* Short task *
Return the records word for word. Any pictures in them are not part of the copy.

/---

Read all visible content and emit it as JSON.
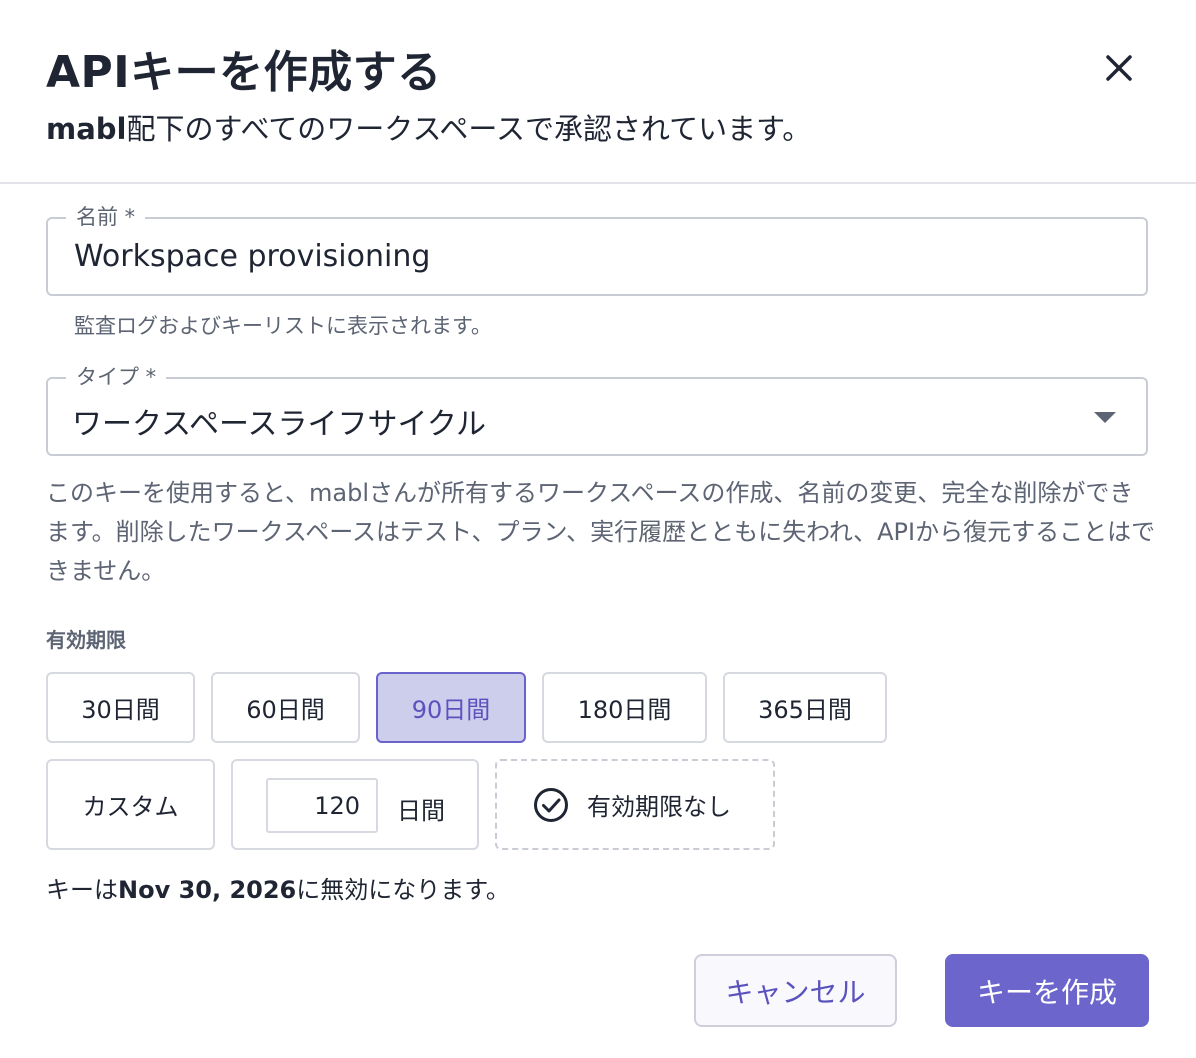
{
  "dialog": {
    "title": "APIキーを作成する",
    "subtitle_bold": "mabl",
    "subtitle_rest": "配下のすべてのワークスペースで承認されています。",
    "close_icon": "close-icon"
  },
  "name_field": {
    "label": "名前 *",
    "value": "Workspace provisioning",
    "helper": "監査ログおよびキーリストに表示されます。"
  },
  "type_field": {
    "label": "タイプ *",
    "selected": "ワークスペースライフサイクル",
    "dropdown_icon": "caret-down-icon",
    "description": "このキーを使用すると、mablさんが所有するワークスペースの作成、名前の変更、完全な削除ができます。削除したワークスペースはテスト、プラン、実行履歴とともに失われ、APIから復元することはできません。"
  },
  "expiration": {
    "label": "有効期限",
    "options": [
      "30日間",
      "60日間",
      "90日間",
      "180日間",
      "365日間"
    ],
    "selected_option": "90日間",
    "custom_label": "カスタム",
    "custom_days_value": "120",
    "custom_days_unit": "日間",
    "no_expiration_label": "有効期限なし",
    "no_expiration_icon": "check-circle-icon",
    "note_prefix": "キーは",
    "note_date": "Nov 30, 2026",
    "note_suffix": "に無効になります。"
  },
  "actions": {
    "cancel_label": "キャンセル",
    "create_label": "キーを作成"
  },
  "colors": {
    "accent": "#6c66cc",
    "selected_chip_bg": "#cdcdec",
    "text": "#1f2533",
    "muted_text": "#5d6473",
    "border": "#c9ccd4"
  }
}
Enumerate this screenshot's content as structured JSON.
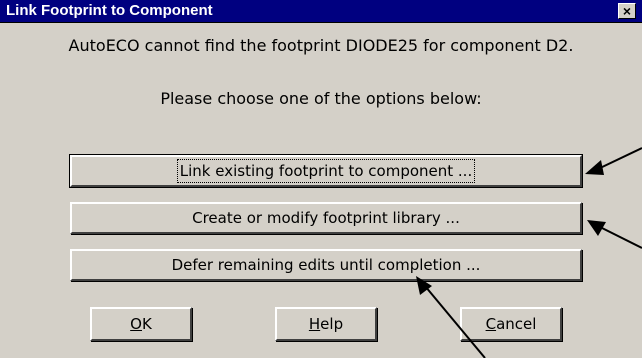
{
  "window": {
    "title": "Link Footprint to Component",
    "close_glyph": "×"
  },
  "message": {
    "line1": "AutoECO cannot find the footprint DIODE25 for component D2.",
    "line2": "Please choose one of the options below:"
  },
  "options": {
    "link_label": "Link existing footprint to component ...",
    "create_label": "Create or modify footprint library ...",
    "defer_label": "Defer remaining edits until completion ..."
  },
  "buttons": {
    "ok_mnemonic": "O",
    "ok_rest": "K",
    "help_mnemonic": "H",
    "help_rest": "elp",
    "cancel_mnemonic": "C",
    "cancel_rest": "ancel"
  }
}
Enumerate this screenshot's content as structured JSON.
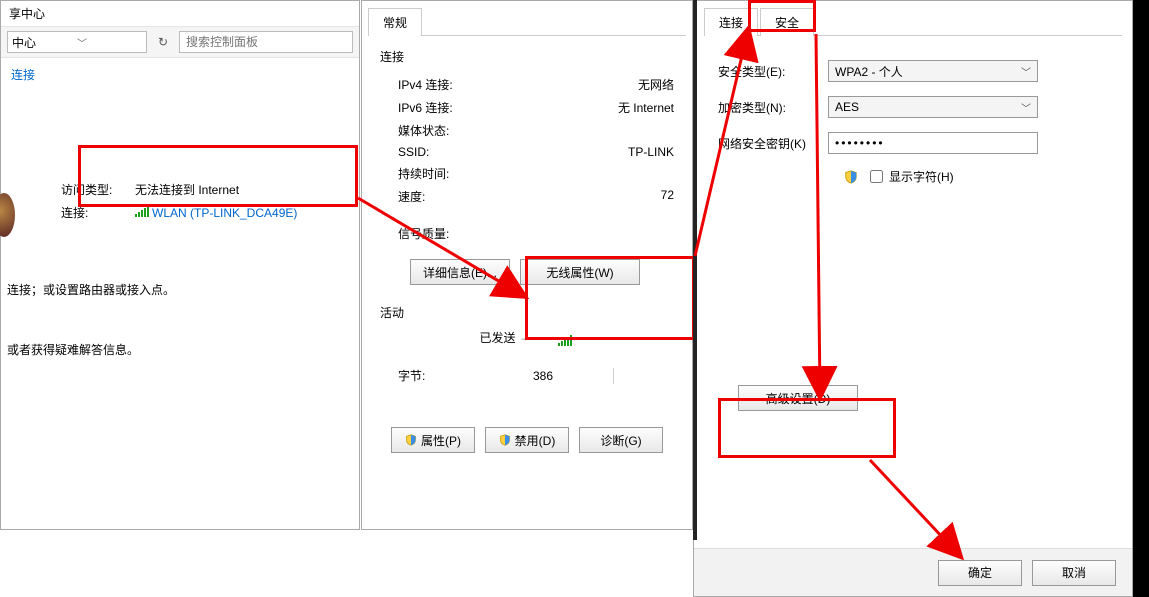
{
  "panel1": {
    "title": "享中心",
    "addressbar": "中心",
    "search_placeholder": "搜索控制面板",
    "conn_link": "连接",
    "access_label": "访问类型:",
    "access_value": "无法连接到 Internet",
    "conns_label": "连接:",
    "conns_value": "WLAN (TP-LINK_DCA49E)",
    "hint1": "连接；或设置路由器或接入点。",
    "hint2": "或者获得疑难解答信息。"
  },
  "panel2": {
    "tab_general": "常规",
    "section_connection": "连接",
    "ipv4_label": "IPv4 连接:",
    "ipv4_value": "无网络",
    "ipv6_label": "IPv6 连接:",
    "ipv6_value": "无 Internet",
    "media_label": "媒体状态:",
    "media_value": "",
    "ssid_label": "SSID:",
    "ssid_value": "TP-LINK",
    "duration_label": "持续时间:",
    "duration_value": "",
    "speed_label": "速度:",
    "speed_value": "72",
    "signal_label": "信号质量:",
    "btn_details": "详细信息(E)...",
    "btn_wireless": "无线属性(W)",
    "section_activity": "活动",
    "sent_label": "已发送",
    "bytes_label": "字节:",
    "bytes_sent": "386",
    "btn_properties": "属性(P)",
    "btn_disable": "禁用(D)",
    "btn_diagnose": "诊断(G)"
  },
  "panel3": {
    "tab_connection": "连接",
    "tab_security": "安全",
    "sec_type_label": "安全类型(E):",
    "sec_type_value": "WPA2 - 个人",
    "enc_type_label": "加密类型(N):",
    "enc_type_value": "AES",
    "key_label": "网络安全密钥(K)",
    "key_value": "••••••••",
    "show_chars_label": "显示字符(H)",
    "btn_advanced": "高级设置(D)",
    "btn_ok": "确定",
    "btn_cancel": "取消"
  }
}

\---

* Written solution *
Read all visible content and emit it as JSON.
{
  "dialog": {
    "title": "APIキーを作成する",
    "subtitle_bold": "mabl",
    "subtitle_rest": "配下のすべてのワークスペースで承認されています。",
    "close_icon": "close-icon"
  },
  "name_field": {
    "label": "名前 *",
    "value": "Workspace provisioning",
    "helper": "監査ログおよびキーリストに表示されます。"
  },
  "type_field": {
    "label": "タイプ *",
    "selected": "ワークスペースライフサイクル",
    "dropdown_icon": "caret-down-icon",
    "description": "このキーを使用すると、mablさんが所有するワークスペースの作成、名前の変更、完全な削除ができます。削除したワークスペースはテスト、プラン、実行履歴とともに失われ、APIから復元することはできません。"
  },
  "expiration": {
    "label": "有効期限",
    "options": [
      "30日間",
      "60日間",
      "90日間",
      "180日間",
      "365日間"
    ],
    "selected_option": "90日間",
    "custom_label": "カスタム",
    "custom_days_value": "120",
    "custom_days_unit": "日間",
    "no_expiration_label": "有効期限なし",
    "no_expiration_icon": "check-circle-icon",
    "note_prefix": "キーは",
    "note_date": "Nov 30, 2026",
    "note_suffix": "に無効になります。"
  },
  "actions": {
    "cancel_label": "キャンセル",
    "create_label": "キーを作成"
  },
  "colors": {
    "accent": "#6c66cc",
    "selected_chip_bg": "#cdcdec",
    "text": "#1f2533",
    "muted_text": "#5d6473",
    "border": "#c9ccd4"
  }
}
Enumerate this screenshot's content as structured JSON.
{
  "window": {
    "title": "Link Footprint to Component",
    "close_glyph": "×"
  },
  "message": {
    "line1": "AutoECO cannot find the footprint DIODE25 for component D2.",
    "line2": "Please choose one of the options below:"
  },
  "options": {
    "link_label": "Link existing footprint to component ...",
    "create_label": "Create or modify footprint library ...",
    "defer_label": "Defer remaining edits until completion ..."
  },
  "buttons": {
    "ok_mnemonic": "O",
    "ok_rest": "K",
    "help_mnemonic": "H",
    "help_rest": "elp",
    "cancel_mnemonic": "C",
    "cancel_rest": "ancel"
  }
}
Enumerate this screenshot's content as structured JSON.
{
  "panel1": {
    "title": "享中心",
    "addressbar": "中心",
    "search_placeholder": "搜索控制面板",
    "conn_link": "连接",
    "access_label": "访问类型:",
    "access_value": "无法连接到 Internet",
    "conns_label": "连接:",
    "conns_value": "WLAN (TP-LINK_DCA49E)",
    "hint1": "连接；或设置路由器或接入点。",
    "hint2": "或者获得疑难解答信息。"
  },
  "panel2": {
    "tab_general": "常规",
    "section_connection": "连接",
    "ipv4_label": "IPv4 连接:",
    "ipv4_value": "无网络",
    "ipv6_label": "IPv6 连接:",
    "ipv6_value": "无 Internet",
    "media_label": "媒体状态:",
    "media_value": "",
    "ssid_label": "SSID:",
    "ssid_value": "TP-LINK",
    "duration_label": "持续时间:",
    "duration_value": "",
    "speed_label": "速度:",
    "speed_value": "72",
    "signal_label": "信号质量:",
    "btn_details": "详细信息(E)...",
    "btn_wireless": "无线属性(W)",
    "section_activity": "活动",
    "sent_label": "已发送",
    "bytes_label": "字节:",
    "bytes_sent": "386",
    "btn_properties": "属性(P)",
    "btn_disable": "禁用(D)",
    "btn_diagnose": "诊断(G)"
  },
  "panel3": {
    "tab_connection": "连接",
    "tab_security": "安全",
    "sec_type_label": "安全类型(E):",
    "sec_type_value": "WPA2 - 个人",
    "enc_type_label": "加密类型(N):",
    "enc_type_value": "AES",
    "key_label": "网络安全密钥(K)",
    "key_value": "••••••••",
    "show_chars_label": "显示字符(H)",
    "btn_advanced": "高级设置(D)",
    "btn_ok": "确定",
    "btn_cancel": "取消"
  }
}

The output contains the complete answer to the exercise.